Dataset records.
##############################

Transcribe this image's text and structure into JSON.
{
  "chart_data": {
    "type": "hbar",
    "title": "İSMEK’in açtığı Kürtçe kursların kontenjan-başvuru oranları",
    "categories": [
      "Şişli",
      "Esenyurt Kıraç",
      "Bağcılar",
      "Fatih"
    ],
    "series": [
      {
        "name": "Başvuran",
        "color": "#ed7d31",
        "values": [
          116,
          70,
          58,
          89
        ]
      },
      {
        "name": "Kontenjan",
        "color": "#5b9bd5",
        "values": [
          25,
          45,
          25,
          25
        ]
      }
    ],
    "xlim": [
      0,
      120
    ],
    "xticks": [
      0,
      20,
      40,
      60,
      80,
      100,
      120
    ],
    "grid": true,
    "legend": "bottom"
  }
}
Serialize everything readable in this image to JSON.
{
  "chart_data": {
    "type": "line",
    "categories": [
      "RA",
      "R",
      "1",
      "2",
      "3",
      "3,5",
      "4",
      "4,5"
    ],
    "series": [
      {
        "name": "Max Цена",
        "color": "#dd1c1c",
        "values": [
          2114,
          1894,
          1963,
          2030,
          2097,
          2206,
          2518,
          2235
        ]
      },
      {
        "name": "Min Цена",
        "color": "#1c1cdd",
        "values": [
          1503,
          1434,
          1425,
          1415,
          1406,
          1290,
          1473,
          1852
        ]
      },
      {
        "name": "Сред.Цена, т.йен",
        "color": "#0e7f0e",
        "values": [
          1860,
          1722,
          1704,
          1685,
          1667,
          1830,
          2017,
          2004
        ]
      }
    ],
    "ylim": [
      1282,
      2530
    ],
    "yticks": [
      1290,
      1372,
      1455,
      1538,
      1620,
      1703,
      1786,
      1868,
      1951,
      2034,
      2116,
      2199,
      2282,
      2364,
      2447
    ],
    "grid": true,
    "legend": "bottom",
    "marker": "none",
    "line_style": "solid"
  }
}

##############################

Given exercise. Write out all of the records above exactly as they appear.

Solved problem.
Transcribe this image's text and structure into JSON.
{
  "chart_data": {
    "type": "hbar",
    "title": "İSMEK’in açtığı Kürtçe kursların kontenjan-başvuru oranları",
    "categories": [
      "Şişli",
      "Esenyurt Kıraç",
      "Bağcılar",
      "Fatih"
    ],
    "series": [
      {
        "name": "Başvuran",
        "color": "#ed7d31",
        "values": [
          116,
          70,
          58,
          89
        ]
      },
      {
        "name": "Kontenjan",
        "color": "#5b9bd5",
        "values": [
          25,
          45,
          25,
          25
        ]
      }
    ],
    "xlim": [
      0,
      120
    ],
    "xticks": [
      0,
      20,
      40,
      60,
      80,
      100,
      120
    ],
    "grid": true,
    "legend": "bottom"
  }
}
Serialize everything readable in this image to JSON.
{
  "chart_data": {
    "type": "line",
    "categories": [
      "RA",
      "R",
      "1",
      "2",
      "3",
      "3,5",
      "4",
      "4,5"
    ],
    "series": [
      {
        "name": "Max Цена",
        "color": "#dd1c1c",
        "values": [
          2114,
          1894,
          1963,
          2030,
          2097,
          2206,
          2518,
          2235
        ]
      },
      {
        "name": "Min Цена",
        "color": "#1c1cdd",
        "values": [
          1503,
          1434,
          1425,
          1415,
          1406,
          1290,
          1473,
          1852
        ]
      },
      {
        "name": "Сред.Цена, т.йен",
        "color": "#0e7f0e",
        "values": [
          1860,
          1722,
          1704,
          1685,
          1667,
          1830,
          2017,
          2004
        ]
      }
    ],
    "ylim": [
      1282,
      2530
    ],
    "yticks": [
      1290,
      1372,
      1455,
      1538,
      1620,
      1703,
      1786,
      1868,
      1951,
      2034,
      2116,
      2199,
      2282,
      2364,
      2447
    ],
    "grid": true,
    "legend": "bottom",
    "marker": "none",
    "line_style": "solid"
  }
}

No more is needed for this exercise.